## [THE PROBLEM]
Single out the lines that include the word "recepción". Copy them.
#####
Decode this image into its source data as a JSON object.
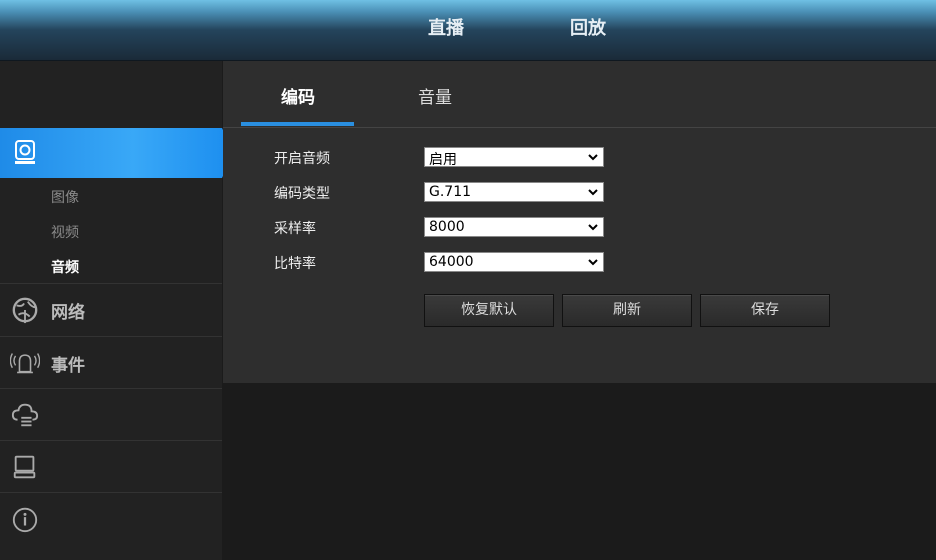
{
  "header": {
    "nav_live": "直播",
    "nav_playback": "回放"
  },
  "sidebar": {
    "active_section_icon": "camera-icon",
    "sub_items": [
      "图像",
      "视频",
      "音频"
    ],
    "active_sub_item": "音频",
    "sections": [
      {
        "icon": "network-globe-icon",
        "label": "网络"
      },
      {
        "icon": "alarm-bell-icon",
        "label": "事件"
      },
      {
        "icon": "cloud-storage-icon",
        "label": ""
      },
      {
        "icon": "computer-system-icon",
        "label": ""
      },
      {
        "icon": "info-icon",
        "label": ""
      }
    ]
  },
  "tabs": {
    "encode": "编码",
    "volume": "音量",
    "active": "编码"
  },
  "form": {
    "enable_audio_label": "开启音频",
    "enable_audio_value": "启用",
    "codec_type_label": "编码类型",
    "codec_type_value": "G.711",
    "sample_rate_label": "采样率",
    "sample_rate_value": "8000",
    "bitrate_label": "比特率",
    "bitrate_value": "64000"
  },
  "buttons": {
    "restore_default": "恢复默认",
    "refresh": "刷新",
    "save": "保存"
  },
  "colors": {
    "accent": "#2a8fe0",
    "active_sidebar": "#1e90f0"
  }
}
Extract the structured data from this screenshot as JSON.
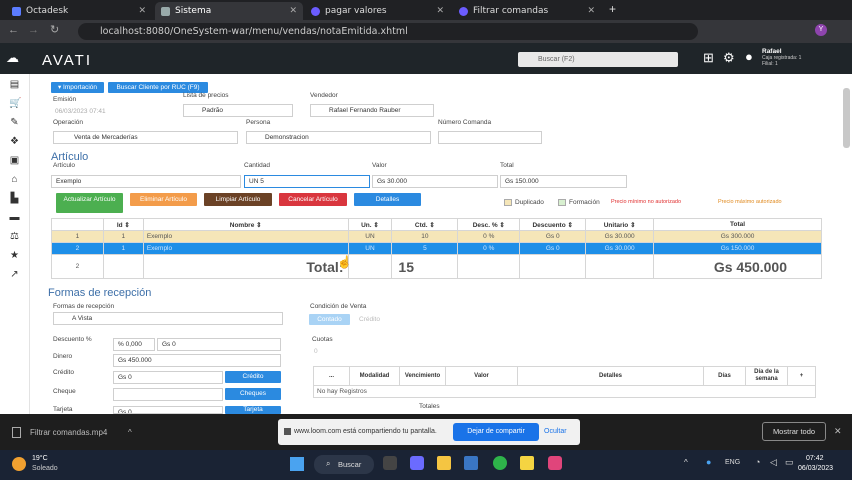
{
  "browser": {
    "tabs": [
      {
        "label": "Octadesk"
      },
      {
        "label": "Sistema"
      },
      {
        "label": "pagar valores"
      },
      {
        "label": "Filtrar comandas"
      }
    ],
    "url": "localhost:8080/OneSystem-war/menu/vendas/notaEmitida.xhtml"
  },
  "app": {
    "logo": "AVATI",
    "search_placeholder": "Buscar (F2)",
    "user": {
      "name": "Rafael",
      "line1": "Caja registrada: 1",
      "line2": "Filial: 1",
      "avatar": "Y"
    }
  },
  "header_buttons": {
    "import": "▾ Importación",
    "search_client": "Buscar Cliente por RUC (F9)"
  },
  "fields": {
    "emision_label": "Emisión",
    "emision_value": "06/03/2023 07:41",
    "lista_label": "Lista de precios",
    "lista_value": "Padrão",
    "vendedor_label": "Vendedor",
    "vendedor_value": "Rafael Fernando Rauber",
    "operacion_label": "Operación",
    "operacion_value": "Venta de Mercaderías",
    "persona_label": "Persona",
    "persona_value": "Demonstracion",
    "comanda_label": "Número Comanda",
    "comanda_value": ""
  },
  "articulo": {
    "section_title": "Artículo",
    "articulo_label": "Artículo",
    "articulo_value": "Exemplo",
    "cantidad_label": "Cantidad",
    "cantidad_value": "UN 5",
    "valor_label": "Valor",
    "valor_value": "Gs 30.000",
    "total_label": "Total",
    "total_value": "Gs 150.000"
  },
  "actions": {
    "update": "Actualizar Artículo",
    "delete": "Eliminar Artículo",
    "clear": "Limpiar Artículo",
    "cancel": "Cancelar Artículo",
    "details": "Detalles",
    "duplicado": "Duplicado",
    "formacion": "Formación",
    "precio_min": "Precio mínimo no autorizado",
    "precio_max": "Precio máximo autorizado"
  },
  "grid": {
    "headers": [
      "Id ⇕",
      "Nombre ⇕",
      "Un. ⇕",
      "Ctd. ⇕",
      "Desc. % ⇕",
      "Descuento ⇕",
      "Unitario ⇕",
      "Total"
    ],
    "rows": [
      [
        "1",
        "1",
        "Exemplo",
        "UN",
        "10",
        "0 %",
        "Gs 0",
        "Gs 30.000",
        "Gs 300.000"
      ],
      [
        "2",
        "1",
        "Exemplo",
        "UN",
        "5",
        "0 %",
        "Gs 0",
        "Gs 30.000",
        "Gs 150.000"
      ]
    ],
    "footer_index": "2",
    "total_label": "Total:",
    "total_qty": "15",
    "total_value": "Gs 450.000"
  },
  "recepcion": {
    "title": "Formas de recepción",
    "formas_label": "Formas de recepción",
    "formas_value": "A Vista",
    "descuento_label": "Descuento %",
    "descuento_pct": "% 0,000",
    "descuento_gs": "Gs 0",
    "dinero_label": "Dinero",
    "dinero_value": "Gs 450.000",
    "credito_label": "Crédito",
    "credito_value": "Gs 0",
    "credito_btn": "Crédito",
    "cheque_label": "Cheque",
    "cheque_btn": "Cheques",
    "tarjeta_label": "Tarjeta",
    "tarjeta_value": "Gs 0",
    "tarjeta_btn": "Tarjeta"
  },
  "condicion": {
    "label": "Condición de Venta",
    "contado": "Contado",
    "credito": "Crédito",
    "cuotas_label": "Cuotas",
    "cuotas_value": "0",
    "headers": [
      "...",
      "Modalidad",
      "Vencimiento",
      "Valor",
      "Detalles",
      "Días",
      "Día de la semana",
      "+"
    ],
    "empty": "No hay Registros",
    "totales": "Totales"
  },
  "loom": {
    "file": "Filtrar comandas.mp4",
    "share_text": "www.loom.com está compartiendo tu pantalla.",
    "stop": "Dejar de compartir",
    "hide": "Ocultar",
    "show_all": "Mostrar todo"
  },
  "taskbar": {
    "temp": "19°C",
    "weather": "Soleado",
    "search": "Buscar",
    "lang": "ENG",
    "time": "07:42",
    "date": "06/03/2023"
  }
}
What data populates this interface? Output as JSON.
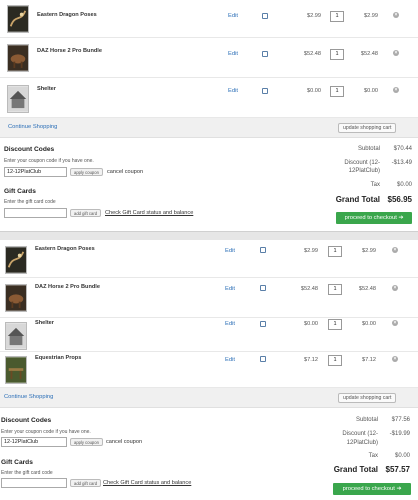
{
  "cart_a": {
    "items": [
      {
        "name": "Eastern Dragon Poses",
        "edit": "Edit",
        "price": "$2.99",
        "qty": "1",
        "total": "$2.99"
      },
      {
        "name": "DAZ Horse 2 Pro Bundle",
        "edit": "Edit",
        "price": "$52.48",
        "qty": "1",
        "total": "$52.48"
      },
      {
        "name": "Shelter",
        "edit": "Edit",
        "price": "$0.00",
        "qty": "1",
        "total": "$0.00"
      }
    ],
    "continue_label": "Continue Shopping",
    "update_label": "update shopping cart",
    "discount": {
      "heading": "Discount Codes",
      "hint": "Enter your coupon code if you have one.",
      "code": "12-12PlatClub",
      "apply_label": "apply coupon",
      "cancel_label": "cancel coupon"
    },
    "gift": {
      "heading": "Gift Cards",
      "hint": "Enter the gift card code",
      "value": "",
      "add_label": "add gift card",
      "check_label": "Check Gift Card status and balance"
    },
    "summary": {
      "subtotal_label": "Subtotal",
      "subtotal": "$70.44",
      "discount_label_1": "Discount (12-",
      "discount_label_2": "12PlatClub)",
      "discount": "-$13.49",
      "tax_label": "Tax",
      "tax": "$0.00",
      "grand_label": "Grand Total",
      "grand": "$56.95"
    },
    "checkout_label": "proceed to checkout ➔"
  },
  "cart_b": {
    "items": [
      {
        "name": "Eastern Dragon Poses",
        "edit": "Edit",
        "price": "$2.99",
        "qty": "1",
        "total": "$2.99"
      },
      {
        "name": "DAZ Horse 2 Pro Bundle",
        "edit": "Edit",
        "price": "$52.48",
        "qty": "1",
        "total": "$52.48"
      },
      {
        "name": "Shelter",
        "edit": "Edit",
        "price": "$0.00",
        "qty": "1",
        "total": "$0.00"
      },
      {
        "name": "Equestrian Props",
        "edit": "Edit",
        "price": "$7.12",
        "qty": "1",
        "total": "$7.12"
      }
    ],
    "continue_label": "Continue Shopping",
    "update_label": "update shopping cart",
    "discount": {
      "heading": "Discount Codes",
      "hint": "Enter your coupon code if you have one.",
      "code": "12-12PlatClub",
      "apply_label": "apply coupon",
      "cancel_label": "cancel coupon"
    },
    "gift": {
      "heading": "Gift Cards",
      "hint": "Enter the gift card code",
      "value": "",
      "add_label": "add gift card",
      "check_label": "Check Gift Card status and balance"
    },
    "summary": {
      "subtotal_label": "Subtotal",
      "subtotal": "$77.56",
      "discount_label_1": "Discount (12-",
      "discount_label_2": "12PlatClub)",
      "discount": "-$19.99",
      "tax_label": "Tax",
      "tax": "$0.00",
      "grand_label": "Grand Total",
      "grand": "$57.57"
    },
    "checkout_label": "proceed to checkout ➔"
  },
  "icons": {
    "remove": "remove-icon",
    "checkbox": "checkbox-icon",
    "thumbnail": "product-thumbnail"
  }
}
#####
## [RESULT OF THE EXERCISE]
    "title": "Formas de recepción",
    "formas_label": "Formas de recepción",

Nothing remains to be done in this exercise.